**EXERCISE DIRECTIONS**.
Write out the entries again exactly as they are given.

:: TASK MATERIAL ::

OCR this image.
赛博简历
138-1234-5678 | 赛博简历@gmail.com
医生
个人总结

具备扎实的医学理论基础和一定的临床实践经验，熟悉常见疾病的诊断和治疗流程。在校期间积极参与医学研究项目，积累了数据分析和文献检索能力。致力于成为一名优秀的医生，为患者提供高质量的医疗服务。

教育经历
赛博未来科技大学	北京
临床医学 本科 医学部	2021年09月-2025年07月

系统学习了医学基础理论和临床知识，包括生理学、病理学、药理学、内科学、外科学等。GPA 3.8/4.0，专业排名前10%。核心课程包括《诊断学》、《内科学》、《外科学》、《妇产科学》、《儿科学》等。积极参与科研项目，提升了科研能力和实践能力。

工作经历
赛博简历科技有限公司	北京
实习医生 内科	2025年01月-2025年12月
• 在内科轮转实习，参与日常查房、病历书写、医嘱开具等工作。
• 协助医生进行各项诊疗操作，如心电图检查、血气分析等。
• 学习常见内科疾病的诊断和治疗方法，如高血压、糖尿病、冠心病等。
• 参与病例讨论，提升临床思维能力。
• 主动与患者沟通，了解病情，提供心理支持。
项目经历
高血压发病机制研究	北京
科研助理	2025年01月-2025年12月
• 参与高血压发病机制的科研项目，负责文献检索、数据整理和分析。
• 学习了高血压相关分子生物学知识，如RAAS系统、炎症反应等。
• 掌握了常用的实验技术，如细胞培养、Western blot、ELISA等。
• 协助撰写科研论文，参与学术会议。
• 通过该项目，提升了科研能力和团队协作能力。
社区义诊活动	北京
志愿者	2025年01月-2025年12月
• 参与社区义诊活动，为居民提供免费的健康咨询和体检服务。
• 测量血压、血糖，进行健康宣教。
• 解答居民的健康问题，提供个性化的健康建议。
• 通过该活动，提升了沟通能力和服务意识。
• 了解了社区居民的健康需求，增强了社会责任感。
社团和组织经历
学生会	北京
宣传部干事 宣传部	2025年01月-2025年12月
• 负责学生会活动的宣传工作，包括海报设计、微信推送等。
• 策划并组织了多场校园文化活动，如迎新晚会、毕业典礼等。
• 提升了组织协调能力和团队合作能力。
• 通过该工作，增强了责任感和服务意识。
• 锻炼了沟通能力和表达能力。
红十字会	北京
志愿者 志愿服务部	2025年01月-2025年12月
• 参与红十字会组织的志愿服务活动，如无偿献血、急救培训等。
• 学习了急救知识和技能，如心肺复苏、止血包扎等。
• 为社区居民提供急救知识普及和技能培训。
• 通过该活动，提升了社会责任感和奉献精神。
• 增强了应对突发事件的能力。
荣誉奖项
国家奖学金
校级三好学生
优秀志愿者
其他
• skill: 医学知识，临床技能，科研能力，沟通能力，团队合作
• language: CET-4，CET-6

:::

**TASK RESPONSE**.
OCR this image.
赛博简历
138-1234-5678 | 赛博简历@gmail.com
医生
个人总结

具备扎实的医学理论基础和一定的临床实践经验，熟悉常见疾病的诊断和治疗流程。在校期间积极参与医学研究项目，积累了数据分析和文献检索能力。致力于成为一名优秀的医生，为患者提供高质量的医疗服务。

教育经历
赛博未来科技大学	北京
临床医学 本科 医学部	2021年09月-2025年07月

系统学习了医学基础理论和临床知识，包括生理学、病理学、药理学、内科学、外科学等。GPA 3.8/4.0，专业排名前10%。核心课程包括《诊断学》、《内科学》、《外科学》、《妇产科学》、《儿科学》等。积极参与科研项目，提升了科研能力和实践能力。

工作经历
赛博简历科技有限公司	北京
实习医生 内科	2025年01月-2025年12月
• 在内科轮转实习，参与日常查房、病历书写、医嘱开具等工作。
• 协助医生进行各项诊疗操作，如心电图检查、血气分析等。
• 学习常见内科疾病的诊断和治疗方法，如高血压、糖尿病、冠心病等。
• 参与病例讨论，提升临床思维能力。
• 主动与患者沟通，了解病情，提供心理支持。
项目经历
高血压发病机制研究	北京
科研助理	2025年01月-2025年12月
• 参与高血压发病机制的科研项目，负责文献检索、数据整理和分析。
• 学习了高血压相关分子生物学知识，如RAAS系统、炎症反应等。
• 掌握了常用的实验技术，如细胞培养、Western blot、ELISA等。
• 协助撰写科研论文，参与学术会议。
• 通过该项目，提升了科研能力和团队协作能力。
社区义诊活动	北京
志愿者	2025年01月-2025年12月
• 参与社区义诊活动，为居民提供免费的健康咨询和体检服务。
• 测量血压、血糖，进行健康宣教。
• 解答居民的健康问题，提供个性化的健康建议。
• 通过该活动，提升了沟通能力和服务意识。
• 了解了社区居民的健康需求，增强了社会责任感。
社团和组织经历
学生会	北京
宣传部干事 宣传部	2025年01月-2025年12月
• 负责学生会活动的宣传工作，包括海报设计、微信推送等。
• 策划并组织了多场校园文化活动，如迎新晚会、毕业典礼等。
• 提升了组织协调能力和团队合作能力。
• 通过该工作，增强了责任感和服务意识。
• 锻炼了沟通能力和表达能力。
红十字会	北京
志愿者 志愿服务部	2025年01月-2025年12月
• 参与红十字会组织的志愿服务活动，如无偿献血、急救培训等。
• 学习了急救知识和技能，如心肺复苏、止血包扎等。
• 为社区居民提供急救知识普及和技能培训。
• 通过该活动，提升了社会责任感和奉献精神。
• 增强了应对突发事件的能力。
荣誉奖项
国家奖学金
校级三好学生
优秀志愿者
其他
• skill: 医学知识，临床技能，科研能力，沟通能力，团队合作
• language: CET-4，CET-6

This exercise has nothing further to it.